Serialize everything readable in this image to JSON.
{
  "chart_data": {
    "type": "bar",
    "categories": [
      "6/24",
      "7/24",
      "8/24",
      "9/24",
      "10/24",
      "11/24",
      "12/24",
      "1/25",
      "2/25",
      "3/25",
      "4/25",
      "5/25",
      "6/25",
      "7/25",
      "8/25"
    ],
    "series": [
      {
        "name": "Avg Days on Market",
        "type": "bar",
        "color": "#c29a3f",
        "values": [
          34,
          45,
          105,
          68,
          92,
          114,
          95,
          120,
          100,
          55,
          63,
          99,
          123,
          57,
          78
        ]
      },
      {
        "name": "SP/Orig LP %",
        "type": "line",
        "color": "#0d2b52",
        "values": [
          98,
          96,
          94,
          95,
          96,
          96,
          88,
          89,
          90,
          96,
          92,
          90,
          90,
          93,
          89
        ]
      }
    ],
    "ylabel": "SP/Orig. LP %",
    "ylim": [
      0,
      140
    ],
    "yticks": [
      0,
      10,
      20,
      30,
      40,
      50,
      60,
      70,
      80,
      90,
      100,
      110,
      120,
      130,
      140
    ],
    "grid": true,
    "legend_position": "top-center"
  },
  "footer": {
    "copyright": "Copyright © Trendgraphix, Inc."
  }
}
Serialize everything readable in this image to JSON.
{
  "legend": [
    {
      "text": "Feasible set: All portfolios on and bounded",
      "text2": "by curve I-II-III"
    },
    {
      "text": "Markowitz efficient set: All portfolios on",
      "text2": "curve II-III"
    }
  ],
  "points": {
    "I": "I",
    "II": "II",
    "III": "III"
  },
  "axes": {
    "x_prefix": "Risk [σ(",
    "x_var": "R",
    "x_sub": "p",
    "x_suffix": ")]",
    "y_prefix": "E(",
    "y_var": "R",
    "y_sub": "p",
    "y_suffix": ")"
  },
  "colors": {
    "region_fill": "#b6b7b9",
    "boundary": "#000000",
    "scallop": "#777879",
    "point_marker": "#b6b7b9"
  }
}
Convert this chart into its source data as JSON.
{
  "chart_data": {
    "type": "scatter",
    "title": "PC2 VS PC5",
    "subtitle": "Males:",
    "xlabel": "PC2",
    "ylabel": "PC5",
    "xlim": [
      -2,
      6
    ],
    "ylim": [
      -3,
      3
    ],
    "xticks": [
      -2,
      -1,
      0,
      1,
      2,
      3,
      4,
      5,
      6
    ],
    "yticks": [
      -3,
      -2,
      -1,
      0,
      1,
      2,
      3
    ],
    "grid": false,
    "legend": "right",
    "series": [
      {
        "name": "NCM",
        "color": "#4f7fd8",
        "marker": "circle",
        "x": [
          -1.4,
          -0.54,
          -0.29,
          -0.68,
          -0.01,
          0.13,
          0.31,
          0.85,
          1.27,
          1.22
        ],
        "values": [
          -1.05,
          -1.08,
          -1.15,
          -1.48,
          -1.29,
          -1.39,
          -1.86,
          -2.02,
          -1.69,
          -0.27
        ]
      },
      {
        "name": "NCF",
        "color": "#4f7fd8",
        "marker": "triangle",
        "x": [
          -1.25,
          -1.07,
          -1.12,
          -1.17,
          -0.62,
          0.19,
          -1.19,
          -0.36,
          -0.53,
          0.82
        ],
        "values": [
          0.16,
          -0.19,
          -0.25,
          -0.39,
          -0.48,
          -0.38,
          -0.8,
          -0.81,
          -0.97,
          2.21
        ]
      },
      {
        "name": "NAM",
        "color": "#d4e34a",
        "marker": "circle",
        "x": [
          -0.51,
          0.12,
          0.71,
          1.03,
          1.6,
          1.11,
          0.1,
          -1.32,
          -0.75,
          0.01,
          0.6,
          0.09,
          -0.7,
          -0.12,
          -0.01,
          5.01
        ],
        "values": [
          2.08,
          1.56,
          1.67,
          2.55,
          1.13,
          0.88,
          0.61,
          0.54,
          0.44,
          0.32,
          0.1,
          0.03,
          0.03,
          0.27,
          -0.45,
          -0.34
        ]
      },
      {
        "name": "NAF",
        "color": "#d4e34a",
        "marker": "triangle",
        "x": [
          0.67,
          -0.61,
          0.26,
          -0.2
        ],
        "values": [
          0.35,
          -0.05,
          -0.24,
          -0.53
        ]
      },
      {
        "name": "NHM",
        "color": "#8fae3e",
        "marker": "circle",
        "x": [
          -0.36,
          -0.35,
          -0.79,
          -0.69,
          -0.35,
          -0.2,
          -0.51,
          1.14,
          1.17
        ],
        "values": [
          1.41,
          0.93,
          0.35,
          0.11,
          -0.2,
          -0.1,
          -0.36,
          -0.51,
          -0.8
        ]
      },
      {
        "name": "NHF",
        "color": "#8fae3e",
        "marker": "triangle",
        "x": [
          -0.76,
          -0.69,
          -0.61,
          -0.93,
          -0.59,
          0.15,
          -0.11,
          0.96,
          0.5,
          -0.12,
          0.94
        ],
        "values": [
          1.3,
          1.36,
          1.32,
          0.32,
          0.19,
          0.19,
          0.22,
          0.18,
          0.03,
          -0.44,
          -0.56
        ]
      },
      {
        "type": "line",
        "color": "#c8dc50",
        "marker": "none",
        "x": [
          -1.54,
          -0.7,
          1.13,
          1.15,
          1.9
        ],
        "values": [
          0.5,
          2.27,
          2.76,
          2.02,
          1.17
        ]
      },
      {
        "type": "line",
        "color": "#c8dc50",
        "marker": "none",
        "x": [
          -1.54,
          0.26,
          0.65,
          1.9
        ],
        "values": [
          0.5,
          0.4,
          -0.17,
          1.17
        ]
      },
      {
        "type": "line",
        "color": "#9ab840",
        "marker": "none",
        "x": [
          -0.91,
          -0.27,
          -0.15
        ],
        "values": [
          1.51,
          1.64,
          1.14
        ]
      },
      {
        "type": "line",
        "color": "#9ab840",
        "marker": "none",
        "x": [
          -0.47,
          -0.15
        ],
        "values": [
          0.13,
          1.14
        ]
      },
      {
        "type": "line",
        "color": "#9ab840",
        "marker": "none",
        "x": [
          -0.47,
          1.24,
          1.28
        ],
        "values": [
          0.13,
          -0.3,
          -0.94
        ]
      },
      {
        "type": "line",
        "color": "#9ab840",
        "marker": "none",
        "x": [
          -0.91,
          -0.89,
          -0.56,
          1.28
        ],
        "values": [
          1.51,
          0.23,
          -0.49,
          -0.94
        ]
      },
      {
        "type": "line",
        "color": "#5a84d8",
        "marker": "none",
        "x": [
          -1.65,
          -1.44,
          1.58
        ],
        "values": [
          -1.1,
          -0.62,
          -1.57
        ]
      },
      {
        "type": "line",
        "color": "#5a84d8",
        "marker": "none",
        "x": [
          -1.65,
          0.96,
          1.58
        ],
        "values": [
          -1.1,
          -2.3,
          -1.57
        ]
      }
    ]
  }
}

*-*-*

▶ Given request
Give back the whole listing exactly as it reads.

▶ Answer for this exercise
Serialize everything readable in this image to JSON.
{
  "chart_data": {
    "type": "bar",
    "categories": [
      "6/24",
      "7/24",
      "8/24",
      "9/24",
      "10/24",
      "11/24",
      "12/24",
      "1/25",
      "2/25",
      "3/25",
      "4/25",
      "5/25",
      "6/25",
      "7/25",
      "8/25"
    ],
    "series": [
      {
        "name": "Avg Days on Market",
        "type": "bar",
        "color": "#c29a3f",
        "values": [
          34,
          45,
          105,
          68,
          92,
          114,
          95,
          120,
          100,
          55,
          63,
          99,
          123,
          57,
          78
        ]
      },
      {
        "name": "SP/Orig LP %",
        "type": "line",
        "color": "#0d2b52",
        "values": [
          98,
          96,
          94,
          95,
          96,
          96,
          88,
          89,
          90,
          96,
          92,
          90,
          90,
          93,
          89
        ]
      }
    ],
    "ylabel": "SP/Orig. LP %",
    "ylim": [
      0,
      140
    ],
    "yticks": [
      0,
      10,
      20,
      30,
      40,
      50,
      60,
      70,
      80,
      90,
      100,
      110,
      120,
      130,
      140
    ],
    "grid": true,
    "legend_position": "top-center"
  },
  "footer": {
    "copyright": "Copyright © Trendgraphix, Inc."
  }
}
Serialize everything readable in this image to JSON.
{
  "legend": [
    {
      "text": "Feasible set: All portfolios on and bounded",
      "text2": "by curve I-II-III"
    },
    {
      "text": "Markowitz efficient set: All portfolios on",
      "text2": "curve II-III"
    }
  ],
  "points": {
    "I": "I",
    "II": "II",
    "III": "III"
  },
  "axes": {
    "x_prefix": "Risk [σ(",
    "x_var": "R",
    "x_sub": "p",
    "x_suffix": ")]",
    "y_prefix": "E(",
    "y_var": "R",
    "y_sub": "p",
    "y_suffix": ")"
  },
  "colors": {
    "region_fill": "#b6b7b9",
    "boundary": "#000000",
    "scallop": "#777879",
    "point_marker": "#b6b7b9"
  }
}
Convert this chart into its source data as JSON.
{
  "chart_data": {
    "type": "scatter",
    "title": "PC2 VS PC5",
    "subtitle": "Males:",
    "xlabel": "PC2",
    "ylabel": "PC5",
    "xlim": [
      -2,
      6
    ],
    "ylim": [
      -3,
      3
    ],
    "xticks": [
      -2,
      -1,
      0,
      1,
      2,
      3,
      4,
      5,
      6
    ],
    "yticks": [
      -3,
      -2,
      -1,
      0,
      1,
      2,
      3
    ],
    "grid": false,
    "legend": "right",
    "series": [
      {
        "name": "NCM",
        "color": "#4f7fd8",
        "marker": "circle",
        "x": [
          -1.4,
          -0.54,
          -0.29,
          -0.68,
          -0.01,
          0.13,
          0.31,
          0.85,
          1.27,
          1.22
        ],
        "values": [
          -1.05,
          -1.08,
          -1.15,
          -1.48,
          -1.29,
          -1.39,
          -1.86,
          -2.02,
          -1.69,
          -0.27
        ]
      },
      {
        "name": "NCF",
        "color": "#4f7fd8",
        "marker": "triangle",
        "x": [
          -1.25,
          -1.07,
          -1.12,
          -1.17,
          -0.62,
          0.19,
          -1.19,
          -0.36,
          -0.53,
          0.82
        ],
        "values": [
          0.16,
          -0.19,
          -0.25,
          -0.39,
          -0.48,
          -0.38,
          -0.8,
          -0.81,
          -0.97,
          2.21
        ]
      },
      {
        "name": "NAM",
        "color": "#d4e34a",
        "marker": "circle",
        "x": [
          -0.51,
          0.12,
          0.71,
          1.03,
          1.6,
          1.11,
          0.1,
          -1.32,
          -0.75,
          0.01,
          0.6,
          0.09,
          -0.7,
          -0.12,
          -0.01,
          5.01
        ],
        "values": [
          2.08,
          1.56,
          1.67,
          2.55,
          1.13,
          0.88,
          0.61,
          0.54,
          0.44,
          0.32,
          0.1,
          0.03,
          0.03,
          0.27,
          -0.45,
          -0.34
        ]
      },
      {
        "name": "NAF",
        "color": "#d4e34a",
        "marker": "triangle",
        "x": [
          0.67,
          -0.61,
          0.26,
          -0.2
        ],
        "values": [
          0.35,
          -0.05,
          -0.24,
          -0.53
        ]
      },
      {
        "name": "NHM",
        "color": "#8fae3e",
        "marker": "circle",
        "x": [
          -0.36,
          -0.35,
          -0.79,
          -0.69,
          -0.35,
          -0.2,
          -0.51,
          1.14,
          1.17
        ],
        "values": [
          1.41,
          0.93,
          0.35,
          0.11,
          -0.2,
          -0.1,
          -0.36,
          -0.51,
          -0.8
        ]
      },
      {
        "name": "NHF",
        "color": "#8fae3e",
        "marker": "triangle",
        "x": [
          -0.76,
          -0.69,
          -0.61,
          -0.93,
          -0.59,
          0.15,
          -0.11,
          0.96,
          0.5,
          -0.12,
          0.94
        ],
        "values": [
          1.3,
          1.36,
          1.32,
          0.32,
          0.19,
          0.19,
          0.22,
          0.18,
          0.03,
          -0.44,
          -0.56
        ]
      },
      {
        "type": "line",
        "color": "#c8dc50",
        "marker": "none",
        "x": [
          -1.54,
          -0.7,
          1.13,
          1.15,
          1.9
        ],
        "values": [
          0.5,
          2.27,
          2.76,
          2.02,
          1.17
        ]
      },
      {
        "type": "line",
        "color": "#c8dc50",
        "marker": "none",
        "x": [
          -1.54,
          0.26,
          0.65,
          1.9
        ],
        "values": [
          0.5,
          0.4,
          -0.17,
          1.17
        ]
      },
      {
        "type": "line",
        "color": "#9ab840",
        "marker": "none",
        "x": [
          -0.91,
          -0.27,
          -0.15
        ],
        "values": [
          1.51,
          1.64,
          1.14
        ]
      },
      {
        "type": "line",
        "color": "#9ab840",
        "marker": "none",
        "x": [
          -0.47,
          -0.15
        ],
        "values": [
          0.13,
          1.14
        ]
      },
      {
        "type": "line",
        "color": "#9ab840",
        "marker": "none",
        "x": [
          -0.47,
          1.24,
          1.28
        ],
        "values": [
          0.13,
          -0.3,
          -0.94
        ]
      },
      {
        "type": "line",
        "color": "#9ab840",
        "marker": "none",
        "x": [
          -0.91,
          -0.89,
          -0.56,
          1.28
        ],
        "values": [
          1.51,
          0.23,
          -0.49,
          -0.94
        ]
      },
      {
        "type": "line",
        "color": "#5a84d8",
        "marker": "none",
        "x": [
          -1.65,
          -1.44,
          1.58
        ],
        "values": [
          -1.1,
          -0.62,
          -1.57
        ]
      },
      {
        "type": "line",
        "color": "#5a84d8",
        "marker": "none",
        "x": [
          -1.65,
          0.96,
          1.58
        ],
        "values": [
          -1.1,
          -2.3,
          -1.57
        ]
      }
    ]
  }
}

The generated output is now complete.